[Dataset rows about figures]
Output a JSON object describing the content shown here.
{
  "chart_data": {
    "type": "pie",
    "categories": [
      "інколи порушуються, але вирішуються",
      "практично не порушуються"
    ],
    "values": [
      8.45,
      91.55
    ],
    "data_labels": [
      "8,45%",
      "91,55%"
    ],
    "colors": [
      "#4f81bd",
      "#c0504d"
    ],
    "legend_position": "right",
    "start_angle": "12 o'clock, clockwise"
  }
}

Exercise aim: Return each line among the entries that holds the word "порушуються".

Correct output:
      "інколи порушуються, але вирішуються",
      "практично не порушуються"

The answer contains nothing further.